• [Excerpt]:

"""

You are viewing a plain text version of this content. The canonical link for it is here.
Posted to commits@hive.apache.org by xu...@apache.org on 2015/09/16 21:18:32 UTC
[14/50] [abbrv] hive git commit: HIVE-11771: Parquet timestamp
conversion errors (Jimmy, reviewed by Szehon)
HIVE-11771: Parquet timestamp conversion errors (Jimmy, reviewed by Szehon)
Project: http://git-wip-us.apache.org/repos/asf/hive/repo
Commit: http://git-wip-us.apache.org/repos/asf/hive/commit/1e97b161
Tree: http://git-wip-us.apache.org/repos/asf/hive/tree/1e97b161
Diff: http://git-wip-us.apache.org/repos/asf/hive/diff/1e97b161
Branch: refs/heads/spark
Commit: 1e97b16181941f8c21684f4b7a4958b890ef7738
Parents: b1fffd5
Author: Jimmy Xiang <jx...@cloudera.com>
Authored: Wed Sep 9 13:26:06 2015 -0700
Committer: Jimmy Xiang <jx...@cloudera.com>
Committed: Sat Sep 12 14:43:14 2015 -0700
----------------------------------------------------------------------
.../ql/io/parquet/timestamp/NanoTimeUtils.java | 23 +++++++++---
.../serde/TestParquetTimestampUtils.java | 38 +++++++++++++++++++-
2 files changed, 56 insertions(+), 5 deletions(-)
----------------------------------------------------------------------
http://git-wip-us.apache.org/repos/asf/hive/blob/1e97b161/ql/src/java/org/apache/hadoop/hive/ql/io/parquet/timestamp/NanoTimeUtils.java
----------------------------------------------------------------------
diff --git a/ql/src/java/org/apache/hadoop/hive/ql/io/parquet/timestamp/NanoTimeUtils.java b/ql/src/java/org/apache/hadoop/hive/ql/io/parquet/timestamp/NanoTimeUtils.java
index 59c9b4a..aace48e 100644
--- a/ql/src/java/org/apache/hadoop/hive/ql/io/parquet/timestamp/NanoTimeUtils.java
+++ b/ql/src/java/org/apache/hadoop/hive/ql/io/parquet/timestamp/NanoTimeUtils.java
@@ -15,6 +15,7 @@ package org.apache.hadoop.hive.ql.io.parquet.timestamp;
import java.sql.Timestamp;
import java.util.Calendar;
+import java.util.GregorianCalendar;
import java.util.TimeZone;
import java.util.concurrent.TimeUnit;
@@ -28,6 +29,7 @@ public class NanoTimeUtils {
static final long NANOS_PER_HOUR = TimeUnit.HOURS.toNanos(1);
static final long NANOS_PER_MINUTE = TimeUnit.MINUTES.toNanos(1);
static final long NANOS_PER_SECOND = TimeUnit.SECONDS.toNanos(1);
+ static final long NANOS_PER_DAY = TimeUnit.DAYS.toNanos(1);
private static final ThreadLocal<Calendar> parquetGMTCalendar = new ThreadLocal<Calendar>();
private static final ThreadLocal<Calendar> parquetLocalCalendar = new ThreadLocal<Calendar>();
@@ -48,14 +50,20 @@ public class NanoTimeUtils {
}
private static Calendar getCalendar(boolean skipConversion) {
- return skipConversion ? getLocalCalendar() : getGMTCalendar();
+ Calendar calendar = skipConversion ? getLocalCalendar() : getGMTCalendar();
+ calendar.clear(); // Reset all fields before reusing this instance
+ return calendar;
}
public static NanoTime getNanoTime(Timestamp ts, boolean skipConversion) {
Calendar calendar = getCalendar(skipConversion);
calendar.setTime(ts);
- JDateTime jDateTime = new JDateTime(calendar.get(Calendar.YEAR),
+ int year = calendar.get(Calendar.YEAR);
+ if (calendar.get(Calendar.ERA) == GregorianCalendar.BC) {
+ year = 1 - year;
+ }
+ JDateTime jDateTime = new JDateTime(year,
calendar.get(Calendar.MONTH) + 1, //java calendar index starting at 1.

"""

Items listed in a dataset
"""

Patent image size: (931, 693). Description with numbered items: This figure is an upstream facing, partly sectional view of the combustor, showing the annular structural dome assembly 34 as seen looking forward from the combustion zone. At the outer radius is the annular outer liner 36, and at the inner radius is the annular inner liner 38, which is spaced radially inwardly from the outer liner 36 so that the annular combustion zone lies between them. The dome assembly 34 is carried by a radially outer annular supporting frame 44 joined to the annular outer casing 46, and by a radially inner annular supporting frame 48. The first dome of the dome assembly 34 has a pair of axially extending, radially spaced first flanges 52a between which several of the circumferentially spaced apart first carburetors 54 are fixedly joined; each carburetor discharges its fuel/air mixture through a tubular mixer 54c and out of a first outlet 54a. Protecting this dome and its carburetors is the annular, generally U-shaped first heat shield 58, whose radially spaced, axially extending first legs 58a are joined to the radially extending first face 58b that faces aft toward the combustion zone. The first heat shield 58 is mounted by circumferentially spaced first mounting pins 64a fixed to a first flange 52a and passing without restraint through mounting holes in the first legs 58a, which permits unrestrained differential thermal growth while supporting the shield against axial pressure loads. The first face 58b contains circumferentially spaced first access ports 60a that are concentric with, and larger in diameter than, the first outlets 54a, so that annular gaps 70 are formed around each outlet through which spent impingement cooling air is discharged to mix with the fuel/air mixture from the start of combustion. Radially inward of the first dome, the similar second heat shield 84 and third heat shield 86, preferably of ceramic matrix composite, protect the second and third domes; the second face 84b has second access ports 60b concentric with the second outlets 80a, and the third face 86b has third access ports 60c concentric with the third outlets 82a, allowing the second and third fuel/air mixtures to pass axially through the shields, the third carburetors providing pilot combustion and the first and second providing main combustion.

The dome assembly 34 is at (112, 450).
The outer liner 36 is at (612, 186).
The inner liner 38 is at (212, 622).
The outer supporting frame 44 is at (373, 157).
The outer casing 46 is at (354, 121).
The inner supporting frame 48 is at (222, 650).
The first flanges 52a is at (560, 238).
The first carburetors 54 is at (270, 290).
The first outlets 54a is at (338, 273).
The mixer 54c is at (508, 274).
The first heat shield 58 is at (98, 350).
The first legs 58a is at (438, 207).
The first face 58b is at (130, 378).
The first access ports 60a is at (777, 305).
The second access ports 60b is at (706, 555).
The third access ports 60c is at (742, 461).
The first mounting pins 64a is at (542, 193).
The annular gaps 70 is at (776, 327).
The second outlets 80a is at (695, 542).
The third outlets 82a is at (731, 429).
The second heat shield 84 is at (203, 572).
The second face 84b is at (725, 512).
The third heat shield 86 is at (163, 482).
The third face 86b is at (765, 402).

"""

• [Task 1]: In the Hive commit post about Parquet timestamp conversion errors, how many files were changed, and how many lines were inserted and deleted?
• [Task 2]: Go on with the Hive commit post about Parquet timestamp conversion errors from the point where it stops.

• [Final answer 1]: 2 files changed, with 56 insertions and 5 deletions.

• [Final answer 2]:
calendar.get(Calendar.DAY_OF_MONTH));
int days = jDateTime.getJulianDayNumber();
@@ -74,13 +82,20 @@ public class NanoTimeUtils {
int julianDay = nt.getJulianDay();
long nanosOfDay = nt.getTimeOfDayNanos();
+ long remainder = nanosOfDay;
+ julianDay += remainder / NANOS_PER_DAY;
+ remainder %= NANOS_PER_DAY;
+ if (remainder < 0) {
+ remainder += NANOS_PER_DAY;
+ julianDay--;
+ }
+
JDateTime jDateTime = new JDateTime((double) julianDay);
Calendar calendar = getCalendar(skipConversion);
calendar.set(Calendar.YEAR, jDateTime.getYear());
- calendar.set(Calendar.MONTH, jDateTime.getMonth() - 1); //java calender index starting at 1.
+ calendar.set(Calendar.MONTH, jDateTime.getMonth() - 1); //java calendar index starting at 1.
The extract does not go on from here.